__ENTRIES__.

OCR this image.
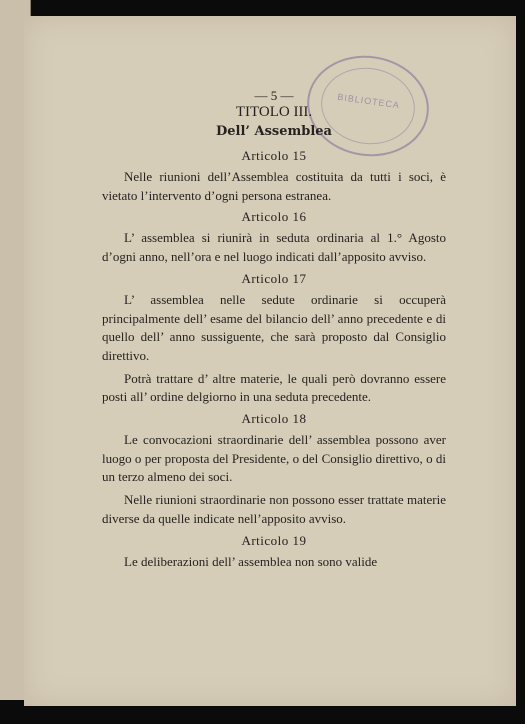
BIBLIOTECA
— 5 —
TITOLO III.
Dell’ Assemblea
Articolo 15

Nelle riunioni dell’Assemblea costituita da tutti i soci, è vietato l’intervento d’ogni persona estranea.

Articolo 16

L’ assemblea si riunirà in seduta ordinaria al 1.° Agosto d’ogni anno, nell’ora e nel luogo indicati dall’apposito avviso.

Articolo 17

L’ assemblea nelle sedute ordinarie si occuperà principalmente dell’ esame del bilancio dell’ anno precedente e di quello dell’ anno sussiguente, che sarà proposto dal Consiglio direttivo.

Potrà trattare d’ altre materie, le quali però dovranno essere posti all’ ordine delgiorno in una seduta precedente.

Articolo 18

Le convocazioni straordinarie dell’ assemblea possono aver luogo o per proposta del Presidente, o del Consiglio direttivo, o di un terzo almeno dei soci.

Nelle riunioni straordinarie non possono esser trattate materie diverse da quelle indicate nell’apposito avviso.

Articolo 19

Le deliberazioni dell’ assemblea non sono valide
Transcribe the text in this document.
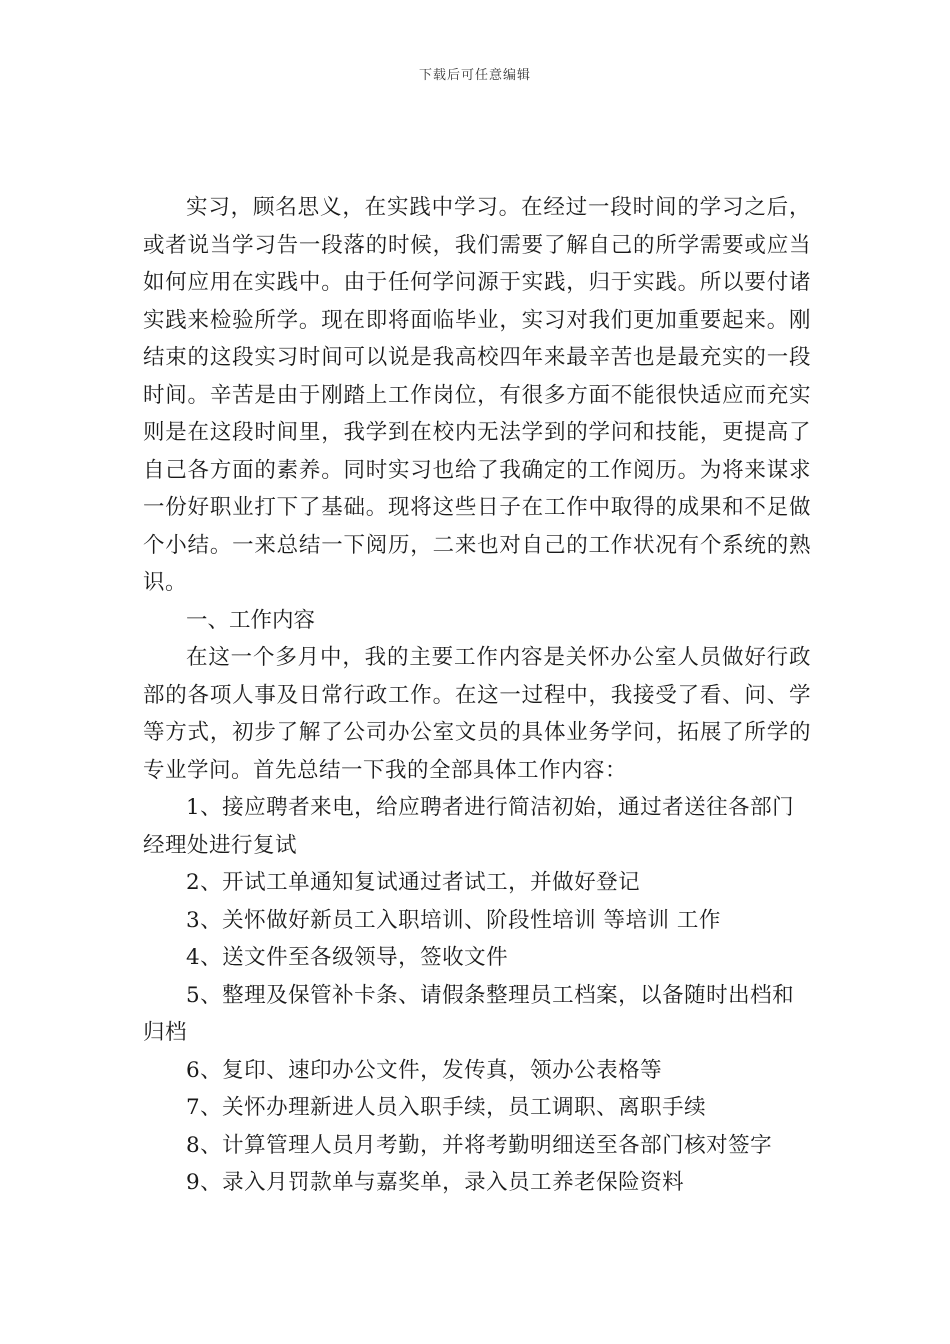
下载后可任意编辑

实习，顾名思义，在实践中学习。在经过一段时间的学习之后，或者说当学习告一段落的时候，我们需要了解自己的所学需要或应当如何应用在实践中。由于任何学问源于实践，归于实践。所以要付诸实践来检验所学。现在即将面临毕业，实习对我们更加重要起来。刚结束的这段实习时间可以说是我高校四年来最辛苦也是最充实的一段时间。辛苦是由于刚踏上工作岗位，有很多方面不能很快适应而充实则是在这段时间里，我学到在校内无法学到的学问和技能，更提高了自己各方面的素养。同时实习也给了我确定的工作阅历。为将来谋求一份好职业打下了基础。现将这些日子在工作中取得的成果和不足做个小结。一来总结一下阅历，二来也对自己的工作状况有个系统的熟识。

一、工作内容

在这一个多月中，我的主要工作内容是关怀办公室人员做好行政部的各项人事及日常行政工作。在这一过程中，我接受了看、问、学等方式，初步了解了公司办公室文员的具体业务学问，拓展了所学的专业学问。首先总结一下我的全部具体工作内容：

1、接应聘者来电，给应聘者进行简洁初始，通过者送往各部门经理处进行复试
2、开试工单通知复试通过者试工，并做好登记
3、关怀做好新员工入职培训、阶段性培训 等培训 工作
4、送文件至各级领导，签收文件
5、整理及保管补卡条、请假条整理员工档案，以备随时出档和归档
6、复印、速印办公文件，发传真，领办公表格等
7、关怀办理新进人员入职手续，员工调职、离职手续
8、计算管理人员月考勤，并将考勤明细送至各部门核对签字
9、录入月罚款单与嘉奖单，录入员工养老保险资料
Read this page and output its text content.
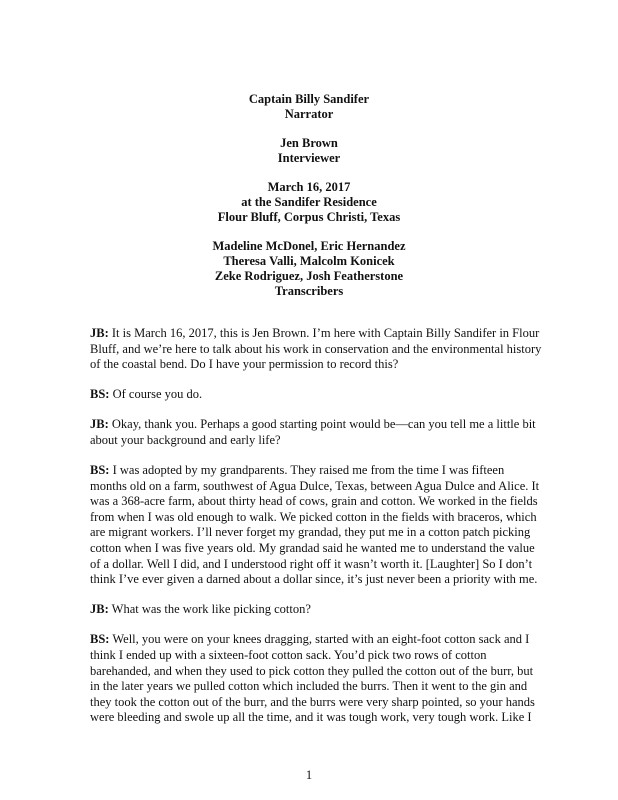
Captain Billy Sandifer
Narrator
Jen Brown
Interviewer
March 16, 2017
at the Sandifer Residence
Flour Bluff, Corpus Christi, Texas
Madeline McDonel, Eric Hernandez
Theresa Valli, Malcolm Konicek
Zeke Rodriguez, Josh Featherstone
Transcribers

JB: It is March 16, 2017, this is Jen Brown. I’m here with Captain Billy Sandifer in Flour Bluff, and we’re here to talk about his work in conservation and the environmental history of the coastal bend. Do I have your permission to record this?

BS: Of course you do.

JB: Okay, thank you. Perhaps a good starting point would be—can you tell me a little bit about your background and early life?

BS: I was adopted by my grandparents. They raised me from the time I was fifteen months old on a farm, southwest of Agua Dulce, Texas, between Agua Dulce and Alice. It was a 368-acre farm, about thirty head of cows, grain and cotton. We worked in the fields from when I was old enough to walk. We picked cotton in the fields with braceros, which are migrant workers. I’ll never forget my grandad, they put me in a cotton patch picking cotton when I was five years old. My grandad said he wanted me to understand the value of a dollar. Well I did, and I understood right off it wasn’t worth it. [Laughter] So I don’t think I’ve ever given a darned about a dollar since, it’s just never been a priority with me.

JB: What was the work like picking cotton?

BS: Well, you were on your knees dragging, started with an eight-foot cotton sack and I think I ended up with a sixteen-foot cotton sack. You’d pick two rows of cotton barehanded, and when they used to pick cotton they pulled the cotton out of the burr, but in the later years we pulled cotton which included the burrs. Then it went to the gin and they took the cotton out of the burr, and the burrs were very sharp pointed, so your hands were bleeding and swole up all the time, and it was tough work, very tough work. Like I

1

__DIRECTIVE__. Reproduce every line of the listing above in which the string "riunioni" appears.

__RESPONSE BELOW__.
Nelle riunioni dell’Assemblea costituita da tutti i soci, è vietato l’intervento d’ogni persona estranea.
Nelle riunioni straordinarie non possono esser trattate materie diverse da quelle indicate nell’apposito avviso.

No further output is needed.